-- begin Data for this exercise --

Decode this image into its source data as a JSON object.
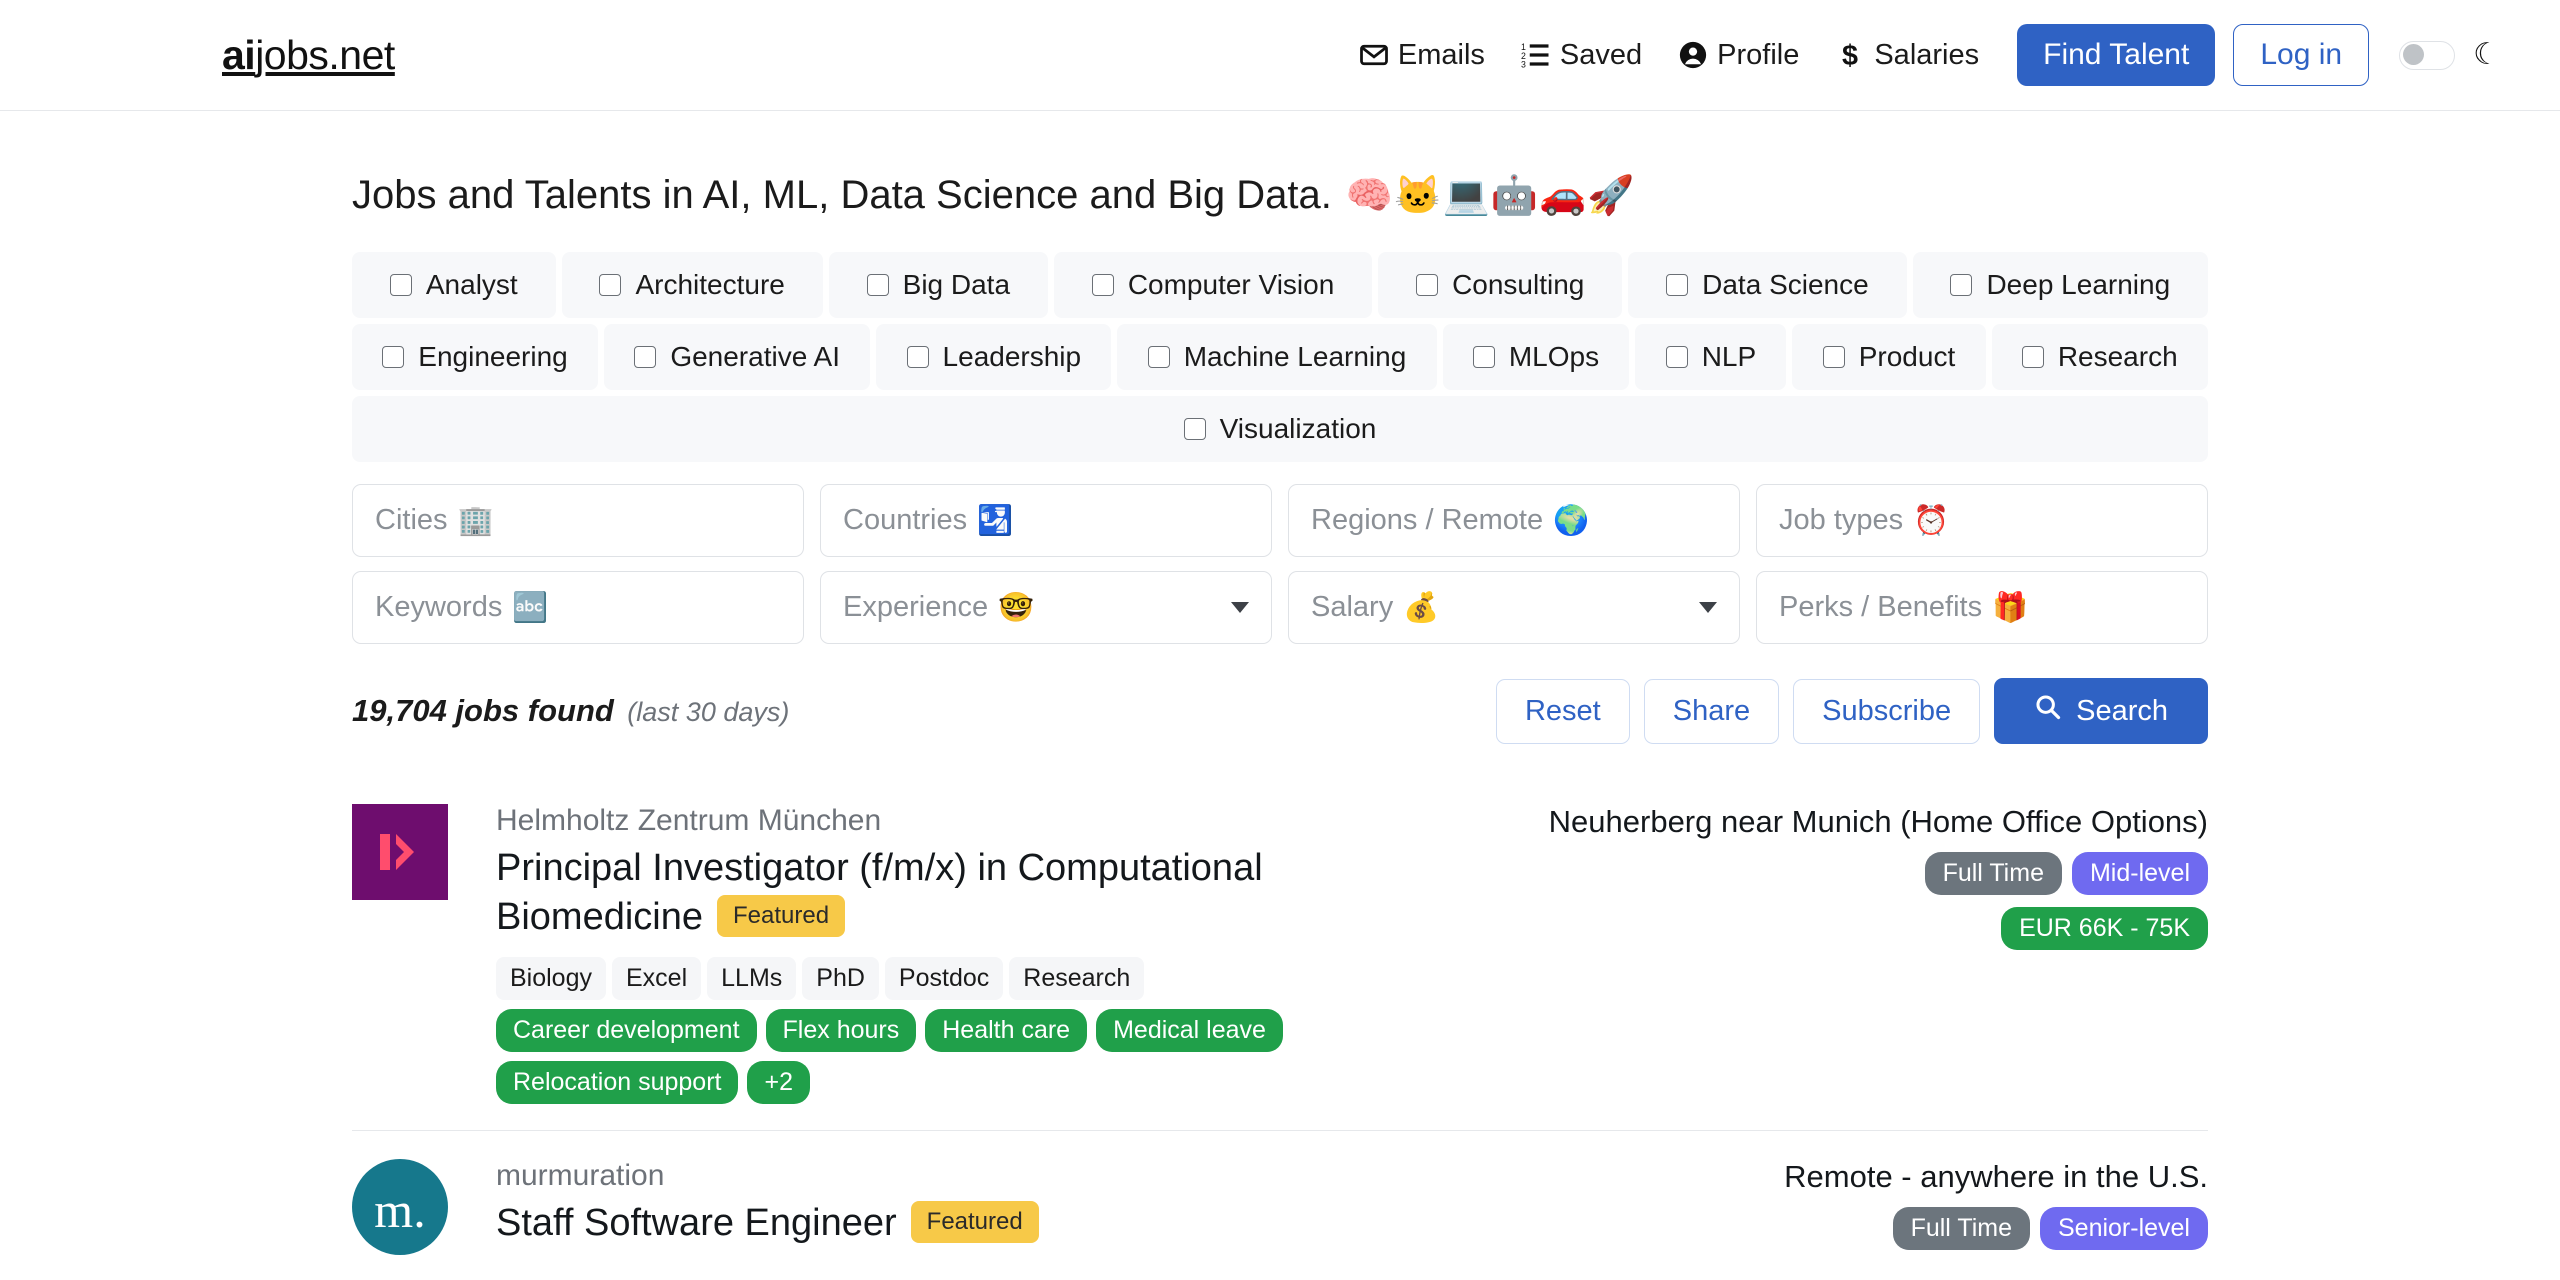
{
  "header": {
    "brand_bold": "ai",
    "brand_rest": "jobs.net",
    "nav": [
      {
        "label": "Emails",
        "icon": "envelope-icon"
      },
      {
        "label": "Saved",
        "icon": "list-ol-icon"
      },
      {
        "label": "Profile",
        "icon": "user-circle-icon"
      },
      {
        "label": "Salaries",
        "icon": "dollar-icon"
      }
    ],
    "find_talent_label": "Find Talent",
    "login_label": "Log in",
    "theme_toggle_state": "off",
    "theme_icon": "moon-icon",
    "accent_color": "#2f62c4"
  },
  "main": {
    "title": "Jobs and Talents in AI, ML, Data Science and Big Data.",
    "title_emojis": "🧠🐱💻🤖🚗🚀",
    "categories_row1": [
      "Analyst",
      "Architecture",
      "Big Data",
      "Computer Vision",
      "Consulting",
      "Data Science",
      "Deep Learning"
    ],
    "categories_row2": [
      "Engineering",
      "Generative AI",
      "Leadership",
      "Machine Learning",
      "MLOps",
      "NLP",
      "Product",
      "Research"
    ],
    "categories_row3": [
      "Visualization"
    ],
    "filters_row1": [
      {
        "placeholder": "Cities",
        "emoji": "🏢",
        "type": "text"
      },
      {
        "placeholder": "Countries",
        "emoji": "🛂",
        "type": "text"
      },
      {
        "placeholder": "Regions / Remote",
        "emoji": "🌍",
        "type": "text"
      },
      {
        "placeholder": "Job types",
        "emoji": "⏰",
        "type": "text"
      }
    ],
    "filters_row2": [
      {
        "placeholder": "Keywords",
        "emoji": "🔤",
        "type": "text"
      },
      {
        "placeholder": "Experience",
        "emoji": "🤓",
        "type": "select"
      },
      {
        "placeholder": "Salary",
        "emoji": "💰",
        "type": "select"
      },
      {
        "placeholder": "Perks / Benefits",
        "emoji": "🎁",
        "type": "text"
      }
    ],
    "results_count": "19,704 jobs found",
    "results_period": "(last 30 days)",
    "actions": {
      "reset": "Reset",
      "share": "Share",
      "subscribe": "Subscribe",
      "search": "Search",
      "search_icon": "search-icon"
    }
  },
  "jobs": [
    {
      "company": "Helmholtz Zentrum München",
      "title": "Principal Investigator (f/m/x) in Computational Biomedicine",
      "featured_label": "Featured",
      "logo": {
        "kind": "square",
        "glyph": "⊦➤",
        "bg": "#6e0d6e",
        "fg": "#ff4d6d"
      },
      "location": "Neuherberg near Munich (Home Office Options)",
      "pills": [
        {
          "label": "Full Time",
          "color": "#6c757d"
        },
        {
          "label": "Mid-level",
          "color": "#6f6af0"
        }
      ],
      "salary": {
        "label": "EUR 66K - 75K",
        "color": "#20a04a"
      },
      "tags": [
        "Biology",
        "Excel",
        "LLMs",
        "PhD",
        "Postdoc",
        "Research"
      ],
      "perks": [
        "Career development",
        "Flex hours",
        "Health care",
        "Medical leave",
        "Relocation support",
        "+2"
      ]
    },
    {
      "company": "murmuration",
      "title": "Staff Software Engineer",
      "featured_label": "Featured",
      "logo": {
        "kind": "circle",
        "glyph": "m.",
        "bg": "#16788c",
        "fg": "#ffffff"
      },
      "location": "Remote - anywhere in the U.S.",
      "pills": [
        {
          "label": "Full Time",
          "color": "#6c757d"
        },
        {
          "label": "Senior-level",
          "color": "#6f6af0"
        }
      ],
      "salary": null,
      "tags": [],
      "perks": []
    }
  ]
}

-- end Data for this exercise --
-- begin Data for this exercise --

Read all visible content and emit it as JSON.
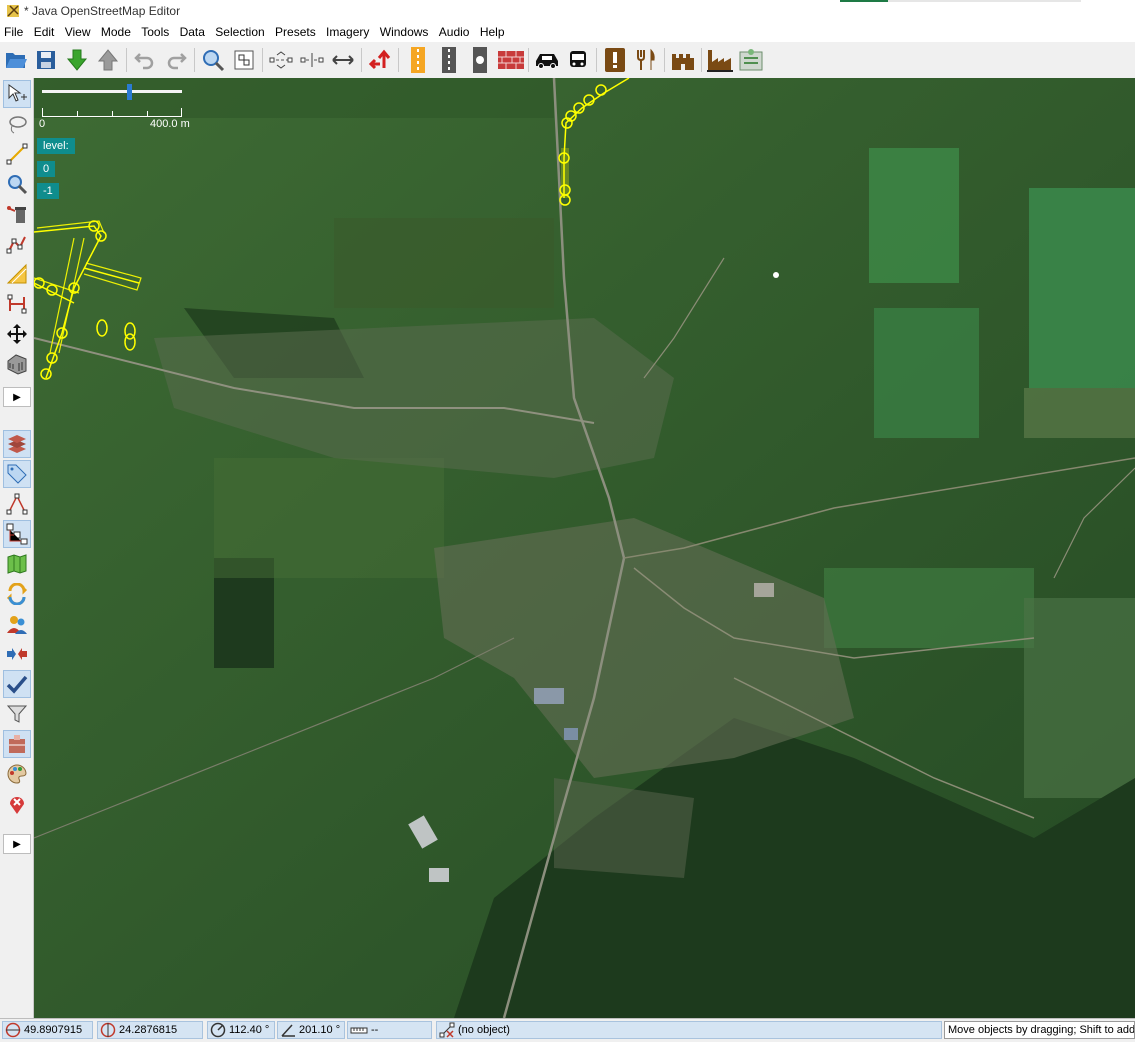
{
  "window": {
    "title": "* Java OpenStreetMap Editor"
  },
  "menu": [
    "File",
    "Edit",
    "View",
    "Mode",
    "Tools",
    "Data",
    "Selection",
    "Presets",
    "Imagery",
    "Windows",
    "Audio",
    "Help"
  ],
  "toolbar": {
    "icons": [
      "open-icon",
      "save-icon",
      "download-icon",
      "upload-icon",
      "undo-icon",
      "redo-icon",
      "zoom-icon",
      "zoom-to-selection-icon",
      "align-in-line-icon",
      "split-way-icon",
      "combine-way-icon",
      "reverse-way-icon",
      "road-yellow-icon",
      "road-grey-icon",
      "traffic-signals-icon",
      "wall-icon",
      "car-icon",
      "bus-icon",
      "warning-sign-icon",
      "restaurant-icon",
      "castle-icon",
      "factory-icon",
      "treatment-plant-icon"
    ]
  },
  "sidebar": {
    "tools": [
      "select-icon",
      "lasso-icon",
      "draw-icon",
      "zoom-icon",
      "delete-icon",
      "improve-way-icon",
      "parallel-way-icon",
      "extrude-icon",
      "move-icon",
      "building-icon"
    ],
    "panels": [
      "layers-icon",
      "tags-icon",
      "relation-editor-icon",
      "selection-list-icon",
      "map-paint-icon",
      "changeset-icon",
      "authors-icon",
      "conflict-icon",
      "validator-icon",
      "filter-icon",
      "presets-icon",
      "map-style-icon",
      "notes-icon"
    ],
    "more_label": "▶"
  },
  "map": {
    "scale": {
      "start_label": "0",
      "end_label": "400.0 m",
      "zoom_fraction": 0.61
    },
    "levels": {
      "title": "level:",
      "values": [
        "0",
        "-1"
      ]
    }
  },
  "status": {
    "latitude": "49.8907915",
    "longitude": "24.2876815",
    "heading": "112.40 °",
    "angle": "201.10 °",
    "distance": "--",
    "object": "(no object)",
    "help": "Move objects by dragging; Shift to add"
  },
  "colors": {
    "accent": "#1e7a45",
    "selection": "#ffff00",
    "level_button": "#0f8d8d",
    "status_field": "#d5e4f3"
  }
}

-- end Data for this exercise --
-- begin Data for this exercise --

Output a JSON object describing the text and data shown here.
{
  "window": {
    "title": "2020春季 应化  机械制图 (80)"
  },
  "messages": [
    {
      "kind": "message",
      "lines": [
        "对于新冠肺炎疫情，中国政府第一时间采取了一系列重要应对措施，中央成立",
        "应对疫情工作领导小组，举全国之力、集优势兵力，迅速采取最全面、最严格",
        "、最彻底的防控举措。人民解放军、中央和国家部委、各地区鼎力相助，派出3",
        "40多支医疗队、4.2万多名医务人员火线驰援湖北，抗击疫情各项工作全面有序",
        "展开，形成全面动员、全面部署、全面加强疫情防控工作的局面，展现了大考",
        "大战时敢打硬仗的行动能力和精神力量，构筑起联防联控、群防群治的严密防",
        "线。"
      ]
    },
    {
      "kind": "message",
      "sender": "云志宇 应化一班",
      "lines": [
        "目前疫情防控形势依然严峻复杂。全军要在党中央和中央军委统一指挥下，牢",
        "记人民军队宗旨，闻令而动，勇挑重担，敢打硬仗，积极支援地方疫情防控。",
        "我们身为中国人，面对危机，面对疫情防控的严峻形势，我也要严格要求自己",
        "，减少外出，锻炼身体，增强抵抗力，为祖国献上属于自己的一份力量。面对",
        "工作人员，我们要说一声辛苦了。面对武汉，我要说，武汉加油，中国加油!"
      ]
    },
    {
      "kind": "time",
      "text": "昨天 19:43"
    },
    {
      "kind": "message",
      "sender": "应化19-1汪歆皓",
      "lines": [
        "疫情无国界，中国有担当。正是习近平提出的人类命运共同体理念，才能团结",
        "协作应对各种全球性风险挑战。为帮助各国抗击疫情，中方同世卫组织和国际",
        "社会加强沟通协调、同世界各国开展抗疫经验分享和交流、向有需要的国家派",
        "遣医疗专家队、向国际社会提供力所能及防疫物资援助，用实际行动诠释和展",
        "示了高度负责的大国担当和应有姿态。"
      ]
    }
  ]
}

-- end Data for this exercise --

Task requirements -
Find the lines containing "Science" and list every one of them.

Answer in full -
    "title": "Jobs and Talents in AI, ML, Data Science and Big Data.",
      "Data Science",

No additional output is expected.